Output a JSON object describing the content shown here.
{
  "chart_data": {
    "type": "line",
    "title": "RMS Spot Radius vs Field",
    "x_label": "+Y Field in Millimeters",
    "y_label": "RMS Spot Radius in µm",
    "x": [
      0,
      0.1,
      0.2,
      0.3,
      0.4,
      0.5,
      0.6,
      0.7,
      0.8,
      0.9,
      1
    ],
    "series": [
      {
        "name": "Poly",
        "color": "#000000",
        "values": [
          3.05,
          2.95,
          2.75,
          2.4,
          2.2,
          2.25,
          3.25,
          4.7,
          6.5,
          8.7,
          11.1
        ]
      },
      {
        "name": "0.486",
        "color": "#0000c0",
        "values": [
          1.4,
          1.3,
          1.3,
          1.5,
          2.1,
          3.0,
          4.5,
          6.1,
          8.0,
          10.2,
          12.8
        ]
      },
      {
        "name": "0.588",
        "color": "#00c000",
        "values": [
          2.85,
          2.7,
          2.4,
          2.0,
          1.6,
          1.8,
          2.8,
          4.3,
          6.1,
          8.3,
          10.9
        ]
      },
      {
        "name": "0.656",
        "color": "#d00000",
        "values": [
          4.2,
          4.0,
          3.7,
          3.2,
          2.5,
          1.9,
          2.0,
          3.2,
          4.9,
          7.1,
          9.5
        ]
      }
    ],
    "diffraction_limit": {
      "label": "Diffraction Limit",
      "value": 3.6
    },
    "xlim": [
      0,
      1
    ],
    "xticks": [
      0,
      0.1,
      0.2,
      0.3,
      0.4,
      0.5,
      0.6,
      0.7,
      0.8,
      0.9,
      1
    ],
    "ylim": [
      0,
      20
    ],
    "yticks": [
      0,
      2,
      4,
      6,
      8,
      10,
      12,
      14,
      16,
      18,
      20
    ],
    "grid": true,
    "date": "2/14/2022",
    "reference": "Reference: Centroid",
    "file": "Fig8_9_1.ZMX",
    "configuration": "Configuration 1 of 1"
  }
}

::::

--- What you need to do ---
Repeat each entry word for word.

--- Exercise answer ---
Output a JSON object describing the content shown here.
{
  "chart_data": {
    "type": "line",
    "title": "RMS Spot Radius vs Field",
    "x_label": "+Y Field in Millimeters",
    "y_label": "RMS Spot Radius in µm",
    "x": [
      0,
      0.1,
      0.2,
      0.3,
      0.4,
      0.5,
      0.6,
      0.7,
      0.8,
      0.9,
      1
    ],
    "series": [
      {
        "name": "Poly",
        "color": "#000000",
        "values": [
          3.05,
          2.95,
          2.75,
          2.4,
          2.2,
          2.25,
          3.25,
          4.7,
          6.5,
          8.7,
          11.1
        ]
      },
      {
        "name": "0.486",
        "color": "#0000c0",
        "values": [
          1.4,
          1.3,
          1.3,
          1.5,
          2.1,
          3.0,
          4.5,
          6.1,
          8.0,
          10.2,
          12.8
        ]
      },
      {
        "name": "0.588",
        "color": "#00c000",
        "values": [
          2.85,
          2.7,
          2.4,
          2.0,
          1.6,
          1.8,
          2.8,
          4.3,
          6.1,
          8.3,
          10.9
        ]
      },
      {
        "name": "0.656",
        "color": "#d00000",
        "values": [
          4.2,
          4.0,
          3.7,
          3.2,
          2.5,
          1.9,
          2.0,
          3.2,
          4.9,
          7.1,
          9.5
        ]
      }
    ],
    "diffraction_limit": {
      "label": "Diffraction Limit",
      "value": 3.6
    },
    "xlim": [
      0,
      1
    ],
    "xticks": [
      0,
      0.1,
      0.2,
      0.3,
      0.4,
      0.5,
      0.6,
      0.7,
      0.8,
      0.9,
      1
    ],
    "ylim": [
      0,
      20
    ],
    "yticks": [
      0,
      2,
      4,
      6,
      8,
      10,
      12,
      14,
      16,
      18,
      20
    ],
    "grid": true,
    "date": "2/14/2022",
    "reference": "Reference: Centroid",
    "file": "Fig8_9_1.ZMX",
    "configuration": "Configuration 1 of 1"
  }
}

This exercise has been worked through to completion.